Save the red tape for Christmas decorations. City hall employees are going to be doing some hardcore process mapping (whatever that is) to cut waste and deliver a lean government service model, says HRM’s new chief administrative officer.

Jacques Dubé took over as CAO six weeks ago, just in time to watch six new faces get elected as city councillors. All of which means it’s “perfect timing” for the new council and new CAO to work together on new priorities. For Dubé, that means a local government that’s more nimble—using fewer resources to deliver faster, better service to its “customers.”

“In my arrival here, there’ll be a new way of doing business, in a sense,” says Dubé. “It’s unacceptable, frankly, for a developer to tell me that it’s taking him 18 months for him to get a development permit. That can’t happen. Those things, we need to be a lot more nimble, we need to be more customer friendly.”


The CAO says he “fully intends” to bring in Lean Six Sigma training to city hall—a corporate quality control system designed to remove anything that doesn’t add value to operations. That doesn’t mean eliminating government regulation, he clarifies, but instead trying to apply the city’s rules effectively and efficiently for citizens.

“At the end of the day, everything we do is all about the customer here,” says Dubé. “Even though it’s regulatory, it’s still customer service.”



The former city manager in Moncton was hired over the summer after several months spent searching for a candidate to replace ex-CAO Richard Butts—who left his job in January for a plum position with Clayton Developments. Butts's tenure consolidated power inside the CAO's office, which drew criticism from the public and members of council who felt cut out of HRM’s decision-making.

Dubé sidesteps those criticisms while saying Butts did a great job “delivering on the mandate he was given” as CAO. That said, he’ll be handling things a little differently from here on out.


“Everything is in relation to time and space,” says the CAO. “I’ve been asked to come in and manage the organization in a different way because, like any other organization, HRM has been an evolution.”

So far that’s meant delegating some of the duties that used to flow through the CAO office, including no longer having to personally approve travel within Atlantic Canada. Dubé says he hopes to delegate more tasks (“within reason”) over the next few months, while working toward a participative style of management that's all in service to you—the customer.


“There likely will be changes to the structure and how things get done around here,” says Dubé. “The culture has to change to one of customer service—thinking from the outside-in all the time.”

Spatial annotation entries:
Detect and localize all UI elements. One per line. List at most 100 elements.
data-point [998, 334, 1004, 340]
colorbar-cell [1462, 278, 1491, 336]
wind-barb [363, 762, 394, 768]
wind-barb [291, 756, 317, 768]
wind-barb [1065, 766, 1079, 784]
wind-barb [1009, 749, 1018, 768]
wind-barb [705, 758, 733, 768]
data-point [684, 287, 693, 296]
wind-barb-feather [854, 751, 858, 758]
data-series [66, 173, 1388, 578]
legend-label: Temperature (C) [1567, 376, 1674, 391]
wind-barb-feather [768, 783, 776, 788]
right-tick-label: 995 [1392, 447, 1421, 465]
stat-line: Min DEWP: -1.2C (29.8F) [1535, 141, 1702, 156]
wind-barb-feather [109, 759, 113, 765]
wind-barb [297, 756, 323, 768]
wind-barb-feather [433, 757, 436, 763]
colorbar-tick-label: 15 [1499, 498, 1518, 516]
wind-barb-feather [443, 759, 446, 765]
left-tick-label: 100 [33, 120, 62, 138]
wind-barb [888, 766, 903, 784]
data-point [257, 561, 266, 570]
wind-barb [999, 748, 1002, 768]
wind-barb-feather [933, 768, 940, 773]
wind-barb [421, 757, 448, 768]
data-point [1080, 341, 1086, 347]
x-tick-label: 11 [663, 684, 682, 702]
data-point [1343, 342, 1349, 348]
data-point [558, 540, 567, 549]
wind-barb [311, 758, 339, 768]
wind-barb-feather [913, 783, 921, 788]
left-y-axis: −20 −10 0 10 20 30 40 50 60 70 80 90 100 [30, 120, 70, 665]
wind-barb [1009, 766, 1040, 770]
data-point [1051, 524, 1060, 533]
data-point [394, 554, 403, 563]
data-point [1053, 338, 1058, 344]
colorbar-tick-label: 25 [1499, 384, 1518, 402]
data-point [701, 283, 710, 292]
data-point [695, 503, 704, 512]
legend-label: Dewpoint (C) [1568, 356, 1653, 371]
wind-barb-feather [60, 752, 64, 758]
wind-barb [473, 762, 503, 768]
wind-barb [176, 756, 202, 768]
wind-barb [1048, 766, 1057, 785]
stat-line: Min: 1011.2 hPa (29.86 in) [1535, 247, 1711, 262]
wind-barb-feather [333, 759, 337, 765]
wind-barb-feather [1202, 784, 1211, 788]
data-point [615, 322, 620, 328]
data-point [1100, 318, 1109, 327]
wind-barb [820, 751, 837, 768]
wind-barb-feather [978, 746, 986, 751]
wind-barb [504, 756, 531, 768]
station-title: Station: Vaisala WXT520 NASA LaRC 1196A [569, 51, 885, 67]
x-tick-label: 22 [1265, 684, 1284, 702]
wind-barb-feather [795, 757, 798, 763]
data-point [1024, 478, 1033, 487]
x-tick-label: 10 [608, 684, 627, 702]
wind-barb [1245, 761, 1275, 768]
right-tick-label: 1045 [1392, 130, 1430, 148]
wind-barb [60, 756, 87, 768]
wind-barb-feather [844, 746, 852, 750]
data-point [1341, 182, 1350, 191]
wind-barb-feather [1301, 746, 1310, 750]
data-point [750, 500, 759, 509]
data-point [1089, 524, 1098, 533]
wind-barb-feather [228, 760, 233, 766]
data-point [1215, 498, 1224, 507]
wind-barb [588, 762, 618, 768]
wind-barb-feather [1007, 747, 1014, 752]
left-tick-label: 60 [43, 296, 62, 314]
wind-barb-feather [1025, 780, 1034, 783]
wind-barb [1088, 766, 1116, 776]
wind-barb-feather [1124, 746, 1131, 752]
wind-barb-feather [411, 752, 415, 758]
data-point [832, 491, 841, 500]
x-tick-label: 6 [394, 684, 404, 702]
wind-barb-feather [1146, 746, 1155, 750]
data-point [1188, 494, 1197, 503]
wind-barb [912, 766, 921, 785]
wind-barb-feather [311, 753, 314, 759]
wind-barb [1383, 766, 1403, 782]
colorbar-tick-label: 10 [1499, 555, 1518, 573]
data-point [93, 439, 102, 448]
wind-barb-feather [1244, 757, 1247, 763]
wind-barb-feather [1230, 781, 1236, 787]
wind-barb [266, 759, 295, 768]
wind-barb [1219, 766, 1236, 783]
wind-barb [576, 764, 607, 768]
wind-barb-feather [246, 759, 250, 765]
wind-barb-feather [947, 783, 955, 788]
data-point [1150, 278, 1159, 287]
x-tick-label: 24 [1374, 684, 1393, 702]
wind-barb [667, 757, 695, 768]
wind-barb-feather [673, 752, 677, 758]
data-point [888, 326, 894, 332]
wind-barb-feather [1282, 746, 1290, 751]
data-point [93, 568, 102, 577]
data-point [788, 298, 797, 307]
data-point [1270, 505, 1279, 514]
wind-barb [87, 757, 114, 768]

● Your tasks
(a) According to the article on HRM's new chief administrative officer, which company did Richard Butts leave his job to join?
(b) Recast the entries, from their first line through the line containing "wind-barb [1245, 761, 1275, 768]", as a numbered list, leaving out blank lines.
The article and the entries are independent of each other.

● Answer list
(a) Clayton Developments.

(b)
1. Detect and localize all UI elements. One per line. List at most 100 elements.
2. data-point [998, 334, 1004, 340]
3. colorbar-cell [1462, 278, 1491, 336]
4. wind-barb [363, 762, 394, 768]
5. wind-barb [291, 756, 317, 768]
6. wind-barb [1065, 766, 1079, 784]
7. wind-barb [1009, 749, 1018, 768]
8. wind-barb [705, 758, 733, 768]
9. data-point [684, 287, 693, 296]
10. wind-barb-feather [854, 751, 858, 758]
11. data-series [66, 173, 1388, 578]
12. legend-label: Temperature (C) [1567, 376, 1674, 391]
13. wind-barb-feather [768, 783, 776, 788]
14. right-tick-label: 995 [1392, 447, 1421, 465]
15. stat-line: Min DEWP: -1.2C (29.8F) [1535, 141, 1702, 156]
16. wind-barb-feather [109, 759, 113, 765]
17. wind-barb [297, 756, 323, 768]
18. wind-barb-feather [433, 757, 436, 763]
19. colorbar-tick-label: 15 [1499, 498, 1518, 516]
20. wind-barb-feather [443, 759, 446, 765]
21. left-tick-label: 100 [33, 120, 62, 138]
22. wind-barb [888, 766, 903, 784]
23. data-point [257, 561, 266, 570]
24. wind-barb [999, 748, 1002, 768]
25. wind-barb-feather [933, 768, 940, 773]
26. wind-barb [421, 757, 448, 768]
27. data-point [1080, 341, 1086, 347]
28. x-tick-label: 11 [663, 684, 682, 702]
29. data-point [1343, 342, 1349, 348]
30. data-point [558, 540, 567, 549]
31. wind-barb [311, 758, 339, 768]
32. wind-barb-feather [913, 783, 921, 788]
33. left-y-axis: −20 −10 0 10 20 30 40 50 60 70 80 90 100 [30, 120, 70, 665]
34. wind-barb [1009, 766, 1040, 770]
35. data-point [1051, 524, 1060, 533]
36. data-point [394, 554, 403, 563]
37. data-point [1053, 338, 1058, 344]
38. colorbar-tick-label: 25 [1499, 384, 1518, 402]
39. data-point [701, 283, 710, 292]
40. data-point [695, 503, 704, 512]
41. legend-label: Dewpoint (C) [1568, 356, 1653, 371]
42. wind-barb-feather [60, 752, 64, 758]
43. wind-barb [473, 762, 503, 768]
44. wind-barb [176, 756, 202, 768]
45. wind-barb [1048, 766, 1057, 785]
46. stat-line: Min: 1011.2 hPa (29.86 in) [1535, 247, 1711, 262]
47. wind-barb-feather [333, 759, 337, 765]
48. wind-barb-feather [1202, 784, 1211, 788]
49. data-point [615, 322, 620, 328]
50. data-point [1100, 318, 1109, 327]
51. wind-barb [820, 751, 837, 768]
52. wind-barb-feather [978, 746, 986, 751]
53. wind-barb [504, 756, 531, 768]
54. station-title: Station: Vaisala WXT520 NASA LaRC 1196A [569, 51, 885, 67]
55. x-tick-label: 22 [1265, 684, 1284, 702]
56. wind-barb-feather [795, 757, 798, 763]
57. data-point [1024, 478, 1033, 487]
58. x-tick-label: 10 [608, 684, 627, 702]
59. wind-barb [1245, 761, 1275, 768]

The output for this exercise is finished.